* **TASK**
Copy all the entries word for word, but omit the pictures.

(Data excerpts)
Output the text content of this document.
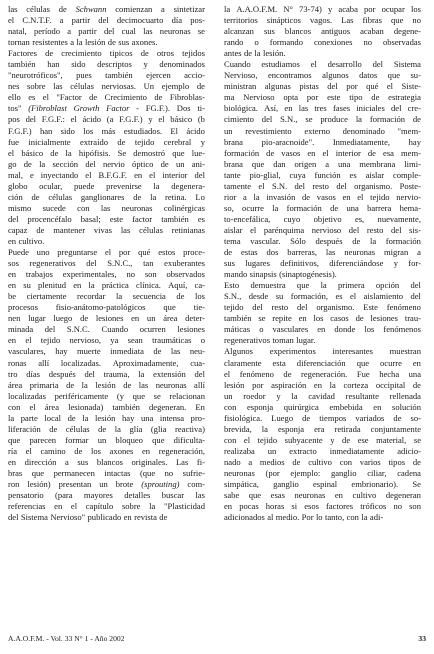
las células de Schwann comienzan a sintetizar
el C.N.T.F. a partir del decimocuarto día pos-
natal, período a partir del cual las neuronas se
tornan resistentes a la lesión de sus axones.
Factores de crecimiento tipicos de otros tejidos
también han sido descriptos y denominados
"neurotróficos", pues también ejercen accio-
nes sobre las células nerviosas. Un ejemplo de
ello es el "Factor de Crecimiento de Fibroblas-
tos" (Fibroblast Growth Factor - FG.F.). Dos ti-
pos del F.G.F.: el ácido (a F.G.F.) y el básico (b
F.G.F.) han sido los más estudiados. El ácido
fue inicialmente extraído de tejido cerebral y
el básico de la hipófisis. Se demostró que lue-
go de la sección del nervio óptico de un ani-
mal, e inyectando el B.F.G.F. en el interior del
globo ocular, puede prevenirse la degenera-
ción de células ganglionares de la retina. Lo
mismo sucede con las neuronas colinérgicas
del procencéfalo basal; este factor también es
capaz de mantener vivas las células retinianas
en cultivo.
Puede uno preguntarse el por qué estos proce-
sos regenerativos del S.N.C., tan exuberantes
en trabajos experimentales, no son observados
en su plenitud en la práctica clínica. Aquí, ca-
be ciertamente recordar la secuencia de los
procesos fisio-anátomo-patológicos que tie-
nen lugar luego de lesiones en un área deter-
minada del S.N.C. Cuando ocurren lesiones
en el tejido nervioso, ya sean traumáticas o
vasculares, hay muerte inmediata de las neu-
ronas allí localizadas. Aproximadamente, cua-
tro días después del trauma, la extensión del
área primaria de la lesión de las neuronas allí
localizadas periféricamente (y que se relacionan
con el área lesionada) también degeneran. En
la parte local de la lesión hay una intensa pro-
liferación de células de la glía (glia reactiva)
que parecen formar un bloqueo que dificulta-
ría el camino de los axones en regeneración,
en dirección a sus blancos originales. Las fi-
bras que permanecen intactas (que no sufrie-
ron lesión) presentan un brote (sprouting) com-
pensatorio (para mayores detalles buscar las
referencias en el capítulo sobre la "Plasticidad
del Sistema Nervioso" publicado en revista de
la A.A.O.F.M. N° 73-74) y acaba por ocupar los
territorios sinápticos vagos. Las fibras que no
alcanzan sus blancos antiguos acaban degene-
rando o formando conexiones no observadas
antes de la lesión.
Cuando estudiamos el desarrollo del Sistema
Nervioso, encontramos algunos datos que su-
ministran algunas pistas del por qué el Siste-
ma Nervioso opta por este tipo de estrategia
biológica. Así, en las tres fases iniciales del cre-
cimiento del S.N., se produce la formación de
un revestimiento externo denominado "mem-
brana pio-aracnoide". Inmediatamente, hay
formación de vasos en el interior de esa mem-
brana que dan origen a una membrana limi-
tante pio-glial, cuya función es aislar comple-
tamente el S.N. del resto del organismo. Poste-
rior a la invasión de vasos en el tejido nervio-
so, ocurre la formación de una barrera hema-
to-encefálica, cuyo objetivo es, nuevamente,
aislar el parénquima nervioso del resto del sis-
tema vascular. Sólo después de la formación
de estas dos barreras, las neuronas migran a
sus lugares definitivos, diferenciándose y for-
mando sinapsis (sinaptogénesis).
Esto demuestra que la primera opción del
S.N., desde su formación, es el aislamiento del
tejido del resto del organismo. Este fenómeno
también se repite en los casos de lesiones trau-
máticas o vasculares en donde los fenómenos
regenerativos toman lugar.
Algunos experimentos interesantes muestran
claramente esta diferenciación que ocurre en
el fenómeno de regeneración. Fue hecha una
lesión por aspiración en la corteza occipital de
un roedor y la cavidad resultante rellenada
con esponja quirúrgica embebida en solución
fisiológica. Luego de tiempos variados de so-
brevida, la esponja era retirada conjuntamente
con el tejido subyacente y de ese material, se
realizaba un extracto inmediatamente adicio-
nado a medios de cultivo con varios tipos de
neuronas (por ejemplo: ganglio ciliar, cadena
simpática, ganglio espinal embrionario). Se
sabe que esas neuronas en cultivo degeneran
en pocas horas si esos factores tróficos no son
adicionados al medio. Por lo tanto, con la adi-
A.A.O.F.M. - Vol. 33 N° 1 - Año 2002	33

* **RESULT OF THE EXERCISE**
Output the text content of this document.
las células de Schwann comienzan a sintetizar
el C.N.T.F. a partir del decimocuarto día pos-
natal, período a partir del cual las neuronas se
tornan resistentes a la lesión de sus axones.
Factores de crecimiento tipicos de otros tejidos
también han sido descriptos y denominados
"neurotróficos", pues también ejercen accio-
nes sobre las células nerviosas. Un ejemplo de
ello es el "Factor de Crecimiento de Fibroblas-
tos" (Fibroblast Growth Factor - FG.F.). Dos ti-
pos del F.G.F.: el ácido (a F.G.F.) y el básico (b
F.G.F.) han sido los más estudiados. El ácido
fue inicialmente extraído de tejido cerebral y
el básico de la hipófisis. Se demostró que lue-
go de la sección del nervio óptico de un ani-
mal, e inyectando el B.F.G.F. en el interior del
globo ocular, puede prevenirse la degenera-
ción de células ganglionares de la retina. Lo
mismo sucede con las neuronas colinérgicas
del procencéfalo basal; este factor también es
capaz de mantener vivas las células retinianas
en cultivo.
Puede uno preguntarse el por qué estos proce-
sos regenerativos del S.N.C., tan exuberantes
en trabajos experimentales, no son observados
en su plenitud en la práctica clínica. Aquí, ca-
be ciertamente recordar la secuencia de los
procesos fisio-anátomo-patológicos que tie-
nen lugar luego de lesiones en un área deter-
minada del S.N.C. Cuando ocurren lesiones
en el tejido nervioso, ya sean traumáticas o
vasculares, hay muerte inmediata de las neu-
ronas allí localizadas. Aproximadamente, cua-
tro días después del trauma, la extensión del
área primaria de la lesión de las neuronas allí
localizadas periféricamente (y que se relacionan
con el área lesionada) también degeneran. En
la parte local de la lesión hay una intensa pro-
liferación de células de la glía (glia reactiva)
que parecen formar un bloqueo que dificulta-
ría el camino de los axones en regeneración,
en dirección a sus blancos originales. Las fi-
bras que permanecen intactas (que no sufrie-
ron lesión) presentan un brote (sprouting) com-
pensatorio (para mayores detalles buscar las
referencias en el capítulo sobre la "Plasticidad
del Sistema Nervioso" publicado en revista de
la A.A.O.F.M. N° 73-74) y acaba por ocupar los
territorios sinápticos vagos. Las fibras que no
alcanzan sus blancos antiguos acaban degene-
rando o formando conexiones no observadas
antes de la lesión.
Cuando estudiamos el desarrollo del Sistema
Nervioso, encontramos algunos datos que su-
ministran algunas pistas del por qué el Siste-
ma Nervioso opta por este tipo de estrategia
biológica. Así, en las tres fases iniciales del cre-
cimiento del S.N., se produce la formación de
un revestimiento externo denominado "mem-
brana pio-aracnoide". Inmediatamente, hay
formación de vasos en el interior de esa mem-
brana que dan origen a una membrana limi-
tante pio-glial, cuya función es aislar comple-
tamente el S.N. del resto del organismo. Poste-
rior a la invasión de vasos en el tejido nervio-
so, ocurre la formación de una barrera hema-
to-encefálica, cuyo objetivo es, nuevamente,
aislar el parénquima nervioso del resto del sis-
tema vascular. Sólo después de la formación
de estas dos barreras, las neuronas migran a
sus lugares definitivos, diferenciándose y for-
mando sinapsis (sinaptogénesis).
Esto demuestra que la primera opción del
S.N., desde su formación, es el aislamiento del
tejido del resto del organismo. Este fenómeno
también se repite en los casos de lesiones trau-
máticas o vasculares en donde los fenómenos
regenerativos toman lugar.
Algunos experimentos interesantes muestran
claramente esta diferenciación que ocurre en
el fenómeno de regeneración. Fue hecha una
lesión por aspiración en la corteza occipital de
un roedor y la cavidad resultante rellenada
con esponja quirúrgica embebida en solución
fisiológica. Luego de tiempos variados de so-
brevida, la esponja era retirada conjuntamente
con el tejido subyacente y de ese material, se
realizaba un extracto inmediatamente adicio-
nado a medios de cultivo con varios tipos de
neuronas (por ejemplo: ganglio ciliar, cadena
simpática, ganglio espinal embrionario). Se
sabe que esas neuronas en cultivo degeneran
en pocas horas si esos factores tróficos no son
adicionados al medio. Por lo tanto, con la adi-
A.A.O.F.M. - Vol. 33 N° 1 - Año 2002	33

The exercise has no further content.